→ Your instructions: Every entry that follows should be reproduced exactly.

Dataset entries on figures
:::
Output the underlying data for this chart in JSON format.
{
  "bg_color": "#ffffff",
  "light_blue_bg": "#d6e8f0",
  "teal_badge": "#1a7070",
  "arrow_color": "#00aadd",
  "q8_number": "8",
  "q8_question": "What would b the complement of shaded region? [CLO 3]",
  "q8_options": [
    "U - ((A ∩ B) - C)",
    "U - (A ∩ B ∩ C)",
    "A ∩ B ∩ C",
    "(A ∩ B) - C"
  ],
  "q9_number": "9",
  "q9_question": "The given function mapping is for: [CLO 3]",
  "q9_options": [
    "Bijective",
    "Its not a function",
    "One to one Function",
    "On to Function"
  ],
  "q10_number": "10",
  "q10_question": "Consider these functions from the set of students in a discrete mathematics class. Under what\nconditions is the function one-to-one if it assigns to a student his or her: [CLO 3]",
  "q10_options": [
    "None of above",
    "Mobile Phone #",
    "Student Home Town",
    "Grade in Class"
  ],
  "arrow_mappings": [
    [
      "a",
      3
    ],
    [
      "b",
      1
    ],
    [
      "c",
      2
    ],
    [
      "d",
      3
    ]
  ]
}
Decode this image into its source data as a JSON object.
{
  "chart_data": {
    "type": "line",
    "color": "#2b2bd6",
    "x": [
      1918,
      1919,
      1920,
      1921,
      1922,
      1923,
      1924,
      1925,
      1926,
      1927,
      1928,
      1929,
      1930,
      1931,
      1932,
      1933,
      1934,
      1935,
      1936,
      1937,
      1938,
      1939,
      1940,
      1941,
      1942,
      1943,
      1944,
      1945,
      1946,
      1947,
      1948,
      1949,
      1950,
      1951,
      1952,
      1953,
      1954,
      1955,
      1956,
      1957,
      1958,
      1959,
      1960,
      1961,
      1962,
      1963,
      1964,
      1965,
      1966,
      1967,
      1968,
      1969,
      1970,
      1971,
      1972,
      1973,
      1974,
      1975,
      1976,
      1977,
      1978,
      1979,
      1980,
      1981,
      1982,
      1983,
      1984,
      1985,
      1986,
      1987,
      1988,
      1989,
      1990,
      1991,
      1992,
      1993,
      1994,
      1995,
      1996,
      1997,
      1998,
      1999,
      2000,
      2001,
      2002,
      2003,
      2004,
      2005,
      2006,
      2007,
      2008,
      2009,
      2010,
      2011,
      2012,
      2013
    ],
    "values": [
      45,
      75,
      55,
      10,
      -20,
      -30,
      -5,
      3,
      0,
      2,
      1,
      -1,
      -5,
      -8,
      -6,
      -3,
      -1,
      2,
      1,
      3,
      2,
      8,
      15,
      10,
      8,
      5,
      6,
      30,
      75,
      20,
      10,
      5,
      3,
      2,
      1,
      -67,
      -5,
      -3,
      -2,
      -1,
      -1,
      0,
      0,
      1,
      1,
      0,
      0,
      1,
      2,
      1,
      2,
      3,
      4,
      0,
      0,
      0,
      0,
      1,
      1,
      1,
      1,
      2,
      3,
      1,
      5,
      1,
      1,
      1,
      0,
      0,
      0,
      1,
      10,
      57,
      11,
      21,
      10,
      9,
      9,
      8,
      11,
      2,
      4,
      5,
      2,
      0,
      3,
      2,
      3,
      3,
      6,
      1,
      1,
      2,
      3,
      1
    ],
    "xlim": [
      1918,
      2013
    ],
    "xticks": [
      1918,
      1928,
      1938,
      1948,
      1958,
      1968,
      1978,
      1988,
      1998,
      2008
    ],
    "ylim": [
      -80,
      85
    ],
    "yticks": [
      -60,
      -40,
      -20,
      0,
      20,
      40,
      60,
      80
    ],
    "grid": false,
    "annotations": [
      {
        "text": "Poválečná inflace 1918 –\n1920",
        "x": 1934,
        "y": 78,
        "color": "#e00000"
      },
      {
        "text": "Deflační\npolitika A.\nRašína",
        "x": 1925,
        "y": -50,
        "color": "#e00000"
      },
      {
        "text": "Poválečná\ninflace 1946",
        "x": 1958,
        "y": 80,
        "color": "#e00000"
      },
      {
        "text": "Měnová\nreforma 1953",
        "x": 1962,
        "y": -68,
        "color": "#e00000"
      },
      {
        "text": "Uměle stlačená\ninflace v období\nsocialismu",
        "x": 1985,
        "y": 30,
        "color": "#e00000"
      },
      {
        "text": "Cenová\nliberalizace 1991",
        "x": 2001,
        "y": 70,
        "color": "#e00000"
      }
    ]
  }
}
:::
→ Full solution:
Output the underlying data for this chart in JSON format.
{
  "bg_color": "#ffffff",
  "light_blue_bg": "#d6e8f0",
  "teal_badge": "#1a7070",
  "arrow_color": "#00aadd",
  "q8_number": "8",
  "q8_question": "What would b the complement of shaded region? [CLO 3]",
  "q8_options": [
    "U - ((A ∩ B) - C)",
    "U - (A ∩ B ∩ C)",
    "A ∩ B ∩ C",
    "(A ∩ B) - C"
  ],
  "q9_number": "9",
  "q9_question": "The given function mapping is for: [CLO 3]",
  "q9_options": [
    "Bijective",
    "Its not a function",
    "One to one Function",
    "On to Function"
  ],
  "q10_number": "10",
  "q10_question": "Consider these functions from the set of students in a discrete mathematics class. Under what\nconditions is the function one-to-one if it assigns to a student his or her: [CLO 3]",
  "q10_options": [
    "None of above",
    "Mobile Phone #",
    "Student Home Town",
    "Grade in Class"
  ],
  "arrow_mappings": [
    [
      "a",
      3
    ],
    [
      "b",
      1
    ],
    [
      "c",
      2
    ],
    [
      "d",
      3
    ]
  ]
}
Decode this image into its source data as a JSON object.
{
  "chart_data": {
    "type": "line",
    "color": "#2b2bd6",
    "x": [
      1918,
      1919,
      1920,
      1921,
      1922,
      1923,
      1924,
      1925,
      1926,
      1927,
      1928,
      1929,
      1930,
      1931,
      1932,
      1933,
      1934,
      1935,
      1936,
      1937,
      1938,
      1939,
      1940,
      1941,
      1942,
      1943,
      1944,
      1945,
      1946,
      1947,
      1948,
      1949,
      1950,
      1951,
      1952,
      1953,
      1954,
      1955,
      1956,
      1957,
      1958,
      1959,
      1960,
      1961,
      1962,
      1963,
      1964,
      1965,
      1966,
      1967,
      1968,
      1969,
      1970,
      1971,
      1972,
      1973,
      1974,
      1975,
      1976,
      1977,
      1978,
      1979,
      1980,
      1981,
      1982,
      1983,
      1984,
      1985,
      1986,
      1987,
      1988,
      1989,
      1990,
      1991,
      1992,
      1993,
      1994,
      1995,
      1996,
      1997,
      1998,
      1999,
      2000,
      2001,
      2002,
      2003,
      2004,
      2005,
      2006,
      2007,
      2008,
      2009,
      2010,
      2011,
      2012,
      2013
    ],
    "values": [
      45,
      75,
      55,
      10,
      -20,
      -30,
      -5,
      3,
      0,
      2,
      1,
      -1,
      -5,
      -8,
      -6,
      -3,
      -1,
      2,
      1,
      3,
      2,
      8,
      15,
      10,
      8,
      5,
      6,
      30,
      75,
      20,
      10,
      5,
      3,
      2,
      1,
      -67,
      -5,
      -3,
      -2,
      -1,
      -1,
      0,
      0,
      1,
      1,
      0,
      0,
      1,
      2,
      1,
      2,
      3,
      4,
      0,
      0,
      0,
      0,
      1,
      1,
      1,
      1,
      2,
      3,
      1,
      5,
      1,
      1,
      1,
      0,
      0,
      0,
      1,
      10,
      57,
      11,
      21,
      10,
      9,
      9,
      8,
      11,
      2,
      4,
      5,
      2,
      0,
      3,
      2,
      3,
      3,
      6,
      1,
      1,
      2,
      3,
      1
    ],
    "xlim": [
      1918,
      2013
    ],
    "xticks": [
      1918,
      1928,
      1938,
      1948,
      1958,
      1968,
      1978,
      1988,
      1998,
      2008
    ],
    "ylim": [
      -80,
      85
    ],
    "yticks": [
      -60,
      -40,
      -20,
      0,
      20,
      40,
      60,
      80
    ],
    "grid": false,
    "annotations": [
      {
        "text": "Poválečná inflace 1918 –\n1920",
        "x": 1934,
        "y": 78,
        "color": "#e00000"
      },
      {
        "text": "Deflační\npolitika A.\nRašína",
        "x": 1925,
        "y": -50,
        "color": "#e00000"
      },
      {
        "text": "Poválečná\ninflace 1946",
        "x": 1958,
        "y": 80,
        "color": "#e00000"
      },
      {
        "text": "Měnová\nreforma 1953",
        "x": 1962,
        "y": -68,
        "color": "#e00000"
      },
      {
        "text": "Uměle stlačená\ninflace v období\nsocialismu",
        "x": 1985,
        "y": 30,
        "color": "#e00000"
      },
      {
        "text": "Cenová\nliberalizace 1991",
        "x": 2001,
        "y": 70,
        "color": "#e00000"
      }
    ]
  }
}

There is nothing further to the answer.